**Problem requirements:** Reproduce the records without any change, starting with the first line and going on through the line that contains "average-price: $2,724 [584,608,685,646]".

**Extracted material:**
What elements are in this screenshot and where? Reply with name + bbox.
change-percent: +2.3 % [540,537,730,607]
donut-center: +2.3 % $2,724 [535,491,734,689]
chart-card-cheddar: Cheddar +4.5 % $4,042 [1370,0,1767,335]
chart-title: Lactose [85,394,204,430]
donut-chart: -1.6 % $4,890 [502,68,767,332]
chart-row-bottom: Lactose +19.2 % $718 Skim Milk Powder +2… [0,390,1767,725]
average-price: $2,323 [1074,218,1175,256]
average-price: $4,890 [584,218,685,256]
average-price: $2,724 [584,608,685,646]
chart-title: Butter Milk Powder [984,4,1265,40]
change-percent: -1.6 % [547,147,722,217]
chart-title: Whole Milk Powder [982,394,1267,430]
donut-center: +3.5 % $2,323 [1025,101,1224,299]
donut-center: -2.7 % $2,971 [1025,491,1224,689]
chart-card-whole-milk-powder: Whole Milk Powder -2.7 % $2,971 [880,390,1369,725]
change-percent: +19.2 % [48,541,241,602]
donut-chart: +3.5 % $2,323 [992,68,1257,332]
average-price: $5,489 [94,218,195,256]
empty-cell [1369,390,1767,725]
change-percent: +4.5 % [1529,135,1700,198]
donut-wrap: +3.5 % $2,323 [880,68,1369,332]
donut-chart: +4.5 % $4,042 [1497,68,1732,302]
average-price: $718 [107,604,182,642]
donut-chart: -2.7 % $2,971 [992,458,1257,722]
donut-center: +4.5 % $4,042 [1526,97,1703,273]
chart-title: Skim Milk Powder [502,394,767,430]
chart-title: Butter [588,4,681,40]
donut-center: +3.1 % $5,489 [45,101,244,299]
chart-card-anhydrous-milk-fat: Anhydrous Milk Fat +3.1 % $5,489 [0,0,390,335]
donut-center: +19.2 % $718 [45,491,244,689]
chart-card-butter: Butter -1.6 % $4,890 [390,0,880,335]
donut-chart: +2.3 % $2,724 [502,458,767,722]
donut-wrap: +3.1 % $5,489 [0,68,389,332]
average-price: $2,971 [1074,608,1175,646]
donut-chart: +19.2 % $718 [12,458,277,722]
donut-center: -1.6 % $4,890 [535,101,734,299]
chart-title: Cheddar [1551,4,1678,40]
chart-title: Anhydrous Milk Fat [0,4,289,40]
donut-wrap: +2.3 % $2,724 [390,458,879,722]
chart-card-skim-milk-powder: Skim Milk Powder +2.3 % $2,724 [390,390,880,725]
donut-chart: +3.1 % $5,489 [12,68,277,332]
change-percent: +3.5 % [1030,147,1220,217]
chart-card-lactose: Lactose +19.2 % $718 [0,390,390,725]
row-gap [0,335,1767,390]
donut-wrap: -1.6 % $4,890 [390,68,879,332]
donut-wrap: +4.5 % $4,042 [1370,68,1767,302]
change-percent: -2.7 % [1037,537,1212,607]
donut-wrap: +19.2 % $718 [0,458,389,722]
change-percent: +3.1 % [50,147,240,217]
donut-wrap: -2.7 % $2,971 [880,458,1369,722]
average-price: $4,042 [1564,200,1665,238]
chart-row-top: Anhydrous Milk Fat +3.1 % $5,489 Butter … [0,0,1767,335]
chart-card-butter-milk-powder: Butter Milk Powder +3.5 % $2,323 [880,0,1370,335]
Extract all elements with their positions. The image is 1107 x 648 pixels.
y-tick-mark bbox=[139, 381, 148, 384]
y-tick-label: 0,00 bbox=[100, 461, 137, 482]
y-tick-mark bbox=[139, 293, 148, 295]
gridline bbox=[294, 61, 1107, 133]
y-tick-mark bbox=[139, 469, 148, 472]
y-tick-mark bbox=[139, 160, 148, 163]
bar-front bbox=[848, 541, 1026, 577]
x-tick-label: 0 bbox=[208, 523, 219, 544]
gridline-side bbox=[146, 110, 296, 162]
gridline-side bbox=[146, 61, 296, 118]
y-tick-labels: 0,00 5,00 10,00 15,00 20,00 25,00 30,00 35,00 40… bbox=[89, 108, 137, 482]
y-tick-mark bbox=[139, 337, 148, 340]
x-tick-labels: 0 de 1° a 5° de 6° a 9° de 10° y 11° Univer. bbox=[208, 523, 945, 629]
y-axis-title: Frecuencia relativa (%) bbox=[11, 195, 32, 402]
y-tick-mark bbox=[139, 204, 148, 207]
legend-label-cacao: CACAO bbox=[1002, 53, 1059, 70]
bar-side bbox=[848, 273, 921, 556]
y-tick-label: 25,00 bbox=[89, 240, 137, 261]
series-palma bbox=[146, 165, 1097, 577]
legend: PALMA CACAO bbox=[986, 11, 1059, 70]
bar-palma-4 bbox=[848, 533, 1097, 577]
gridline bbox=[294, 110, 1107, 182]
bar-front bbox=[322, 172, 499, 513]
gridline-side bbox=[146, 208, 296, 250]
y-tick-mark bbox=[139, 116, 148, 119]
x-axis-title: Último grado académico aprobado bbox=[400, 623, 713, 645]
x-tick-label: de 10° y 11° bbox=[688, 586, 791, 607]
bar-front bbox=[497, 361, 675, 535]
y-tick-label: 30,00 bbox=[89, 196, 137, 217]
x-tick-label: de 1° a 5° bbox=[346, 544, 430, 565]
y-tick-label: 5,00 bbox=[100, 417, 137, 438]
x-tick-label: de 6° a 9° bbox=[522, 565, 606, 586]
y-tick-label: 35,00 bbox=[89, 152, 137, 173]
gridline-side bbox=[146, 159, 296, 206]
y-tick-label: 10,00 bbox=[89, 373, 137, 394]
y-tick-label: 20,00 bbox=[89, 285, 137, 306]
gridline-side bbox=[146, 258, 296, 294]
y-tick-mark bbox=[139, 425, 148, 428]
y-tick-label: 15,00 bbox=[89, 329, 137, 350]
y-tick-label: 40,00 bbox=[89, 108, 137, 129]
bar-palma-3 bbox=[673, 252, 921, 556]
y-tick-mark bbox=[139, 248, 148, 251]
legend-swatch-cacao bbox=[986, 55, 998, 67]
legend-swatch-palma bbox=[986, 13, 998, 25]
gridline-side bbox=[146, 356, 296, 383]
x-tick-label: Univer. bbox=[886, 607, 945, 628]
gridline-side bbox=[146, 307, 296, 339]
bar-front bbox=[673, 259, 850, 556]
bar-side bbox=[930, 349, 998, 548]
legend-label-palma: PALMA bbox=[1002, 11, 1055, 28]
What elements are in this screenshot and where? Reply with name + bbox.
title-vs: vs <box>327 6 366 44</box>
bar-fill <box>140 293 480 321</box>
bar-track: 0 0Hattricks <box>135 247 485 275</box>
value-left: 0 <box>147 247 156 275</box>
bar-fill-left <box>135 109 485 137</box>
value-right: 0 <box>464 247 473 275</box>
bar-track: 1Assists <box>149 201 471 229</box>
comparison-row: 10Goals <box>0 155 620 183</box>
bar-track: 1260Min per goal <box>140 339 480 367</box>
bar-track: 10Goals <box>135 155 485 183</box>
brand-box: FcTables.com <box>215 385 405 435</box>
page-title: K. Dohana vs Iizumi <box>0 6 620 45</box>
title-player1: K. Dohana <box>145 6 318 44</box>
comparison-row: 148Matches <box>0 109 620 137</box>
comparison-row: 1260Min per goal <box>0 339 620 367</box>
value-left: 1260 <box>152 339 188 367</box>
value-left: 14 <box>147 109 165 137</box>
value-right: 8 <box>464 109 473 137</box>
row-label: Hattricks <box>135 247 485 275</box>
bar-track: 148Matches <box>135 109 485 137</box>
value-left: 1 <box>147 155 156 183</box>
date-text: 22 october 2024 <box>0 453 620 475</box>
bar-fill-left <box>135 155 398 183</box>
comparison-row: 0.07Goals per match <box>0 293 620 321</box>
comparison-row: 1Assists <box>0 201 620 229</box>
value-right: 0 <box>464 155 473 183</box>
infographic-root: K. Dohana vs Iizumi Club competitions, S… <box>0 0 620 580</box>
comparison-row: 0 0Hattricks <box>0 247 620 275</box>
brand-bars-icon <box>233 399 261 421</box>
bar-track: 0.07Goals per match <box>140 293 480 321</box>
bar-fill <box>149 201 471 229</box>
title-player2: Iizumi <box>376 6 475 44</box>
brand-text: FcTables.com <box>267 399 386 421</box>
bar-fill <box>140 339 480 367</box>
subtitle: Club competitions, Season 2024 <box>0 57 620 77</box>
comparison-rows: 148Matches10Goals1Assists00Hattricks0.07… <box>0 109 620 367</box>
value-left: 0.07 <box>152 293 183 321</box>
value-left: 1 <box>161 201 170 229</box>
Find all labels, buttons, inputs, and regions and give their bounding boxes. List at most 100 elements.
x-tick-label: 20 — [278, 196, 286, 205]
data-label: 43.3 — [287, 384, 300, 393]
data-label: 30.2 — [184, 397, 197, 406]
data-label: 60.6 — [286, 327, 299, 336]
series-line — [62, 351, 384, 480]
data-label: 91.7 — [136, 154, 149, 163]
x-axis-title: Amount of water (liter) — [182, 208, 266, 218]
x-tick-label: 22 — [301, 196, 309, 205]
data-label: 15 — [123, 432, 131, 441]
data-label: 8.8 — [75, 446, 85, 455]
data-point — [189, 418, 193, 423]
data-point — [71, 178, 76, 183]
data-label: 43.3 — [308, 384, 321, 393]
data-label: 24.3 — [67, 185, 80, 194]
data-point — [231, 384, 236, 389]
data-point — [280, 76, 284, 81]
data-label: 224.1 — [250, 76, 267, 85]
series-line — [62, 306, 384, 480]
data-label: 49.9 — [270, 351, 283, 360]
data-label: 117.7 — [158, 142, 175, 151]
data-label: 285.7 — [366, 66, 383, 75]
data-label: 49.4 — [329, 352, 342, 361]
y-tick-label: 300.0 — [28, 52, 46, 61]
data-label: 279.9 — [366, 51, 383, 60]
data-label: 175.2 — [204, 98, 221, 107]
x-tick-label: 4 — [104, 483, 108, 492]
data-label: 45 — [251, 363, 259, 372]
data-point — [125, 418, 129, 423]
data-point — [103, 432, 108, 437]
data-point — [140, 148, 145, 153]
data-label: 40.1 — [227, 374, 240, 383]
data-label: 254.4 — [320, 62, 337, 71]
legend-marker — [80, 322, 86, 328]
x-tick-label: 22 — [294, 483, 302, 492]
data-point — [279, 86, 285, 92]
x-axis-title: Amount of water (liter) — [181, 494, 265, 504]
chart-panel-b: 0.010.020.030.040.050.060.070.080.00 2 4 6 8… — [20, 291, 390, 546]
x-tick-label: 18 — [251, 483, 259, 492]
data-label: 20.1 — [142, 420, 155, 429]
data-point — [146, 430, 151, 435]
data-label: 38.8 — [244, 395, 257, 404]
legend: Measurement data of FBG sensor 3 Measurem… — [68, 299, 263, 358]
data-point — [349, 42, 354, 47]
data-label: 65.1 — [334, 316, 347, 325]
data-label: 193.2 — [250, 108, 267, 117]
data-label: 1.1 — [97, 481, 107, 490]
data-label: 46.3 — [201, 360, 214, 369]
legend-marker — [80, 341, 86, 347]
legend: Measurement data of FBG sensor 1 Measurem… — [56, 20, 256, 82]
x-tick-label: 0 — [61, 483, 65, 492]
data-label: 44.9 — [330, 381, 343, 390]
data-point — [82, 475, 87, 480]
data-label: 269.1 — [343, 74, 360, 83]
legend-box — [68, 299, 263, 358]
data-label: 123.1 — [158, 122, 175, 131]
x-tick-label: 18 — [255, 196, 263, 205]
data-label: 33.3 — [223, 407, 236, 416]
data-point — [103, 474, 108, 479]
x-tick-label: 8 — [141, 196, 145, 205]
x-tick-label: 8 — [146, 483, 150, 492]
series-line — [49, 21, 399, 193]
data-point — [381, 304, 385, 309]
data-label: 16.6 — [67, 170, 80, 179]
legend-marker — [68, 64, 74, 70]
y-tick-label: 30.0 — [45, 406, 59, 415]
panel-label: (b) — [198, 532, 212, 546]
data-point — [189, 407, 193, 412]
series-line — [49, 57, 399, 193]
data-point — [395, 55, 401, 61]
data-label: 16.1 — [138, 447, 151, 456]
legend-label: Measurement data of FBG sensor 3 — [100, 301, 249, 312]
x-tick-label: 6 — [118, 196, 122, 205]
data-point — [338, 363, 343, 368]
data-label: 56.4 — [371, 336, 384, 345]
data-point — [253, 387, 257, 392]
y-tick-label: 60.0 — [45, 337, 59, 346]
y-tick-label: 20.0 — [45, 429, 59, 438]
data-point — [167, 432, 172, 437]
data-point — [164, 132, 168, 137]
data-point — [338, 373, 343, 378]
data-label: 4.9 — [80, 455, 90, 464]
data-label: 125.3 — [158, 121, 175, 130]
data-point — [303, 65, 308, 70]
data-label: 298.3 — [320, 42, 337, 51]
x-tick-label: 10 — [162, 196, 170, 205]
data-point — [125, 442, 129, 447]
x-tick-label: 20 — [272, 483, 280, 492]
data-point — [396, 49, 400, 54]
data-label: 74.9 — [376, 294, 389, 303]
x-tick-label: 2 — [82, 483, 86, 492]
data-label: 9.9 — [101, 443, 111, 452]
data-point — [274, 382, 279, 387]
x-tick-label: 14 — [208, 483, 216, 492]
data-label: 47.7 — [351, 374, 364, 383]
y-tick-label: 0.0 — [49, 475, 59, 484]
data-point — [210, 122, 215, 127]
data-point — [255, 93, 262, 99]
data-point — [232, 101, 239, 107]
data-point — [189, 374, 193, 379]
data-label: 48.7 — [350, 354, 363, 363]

**Complete response:**
What elements are in this screenshot and where? Reply with name + bbox.
change-percent: +2.3 % [540,537,730,607]
donut-center: +2.3 % $2,724 [535,491,734,689]
chart-card-cheddar: Cheddar +4.5 % $4,042 [1370,0,1767,335]
chart-title: Lactose [85,394,204,430]
donut-chart: -1.6 % $4,890 [502,68,767,332]
chart-row-bottom: Lactose +19.2 % $718 Skim Milk Powder +2… [0,390,1767,725]
average-price: $2,323 [1074,218,1175,256]
average-price: $4,890 [584,218,685,256]
average-price: $2,724 [584,608,685,646]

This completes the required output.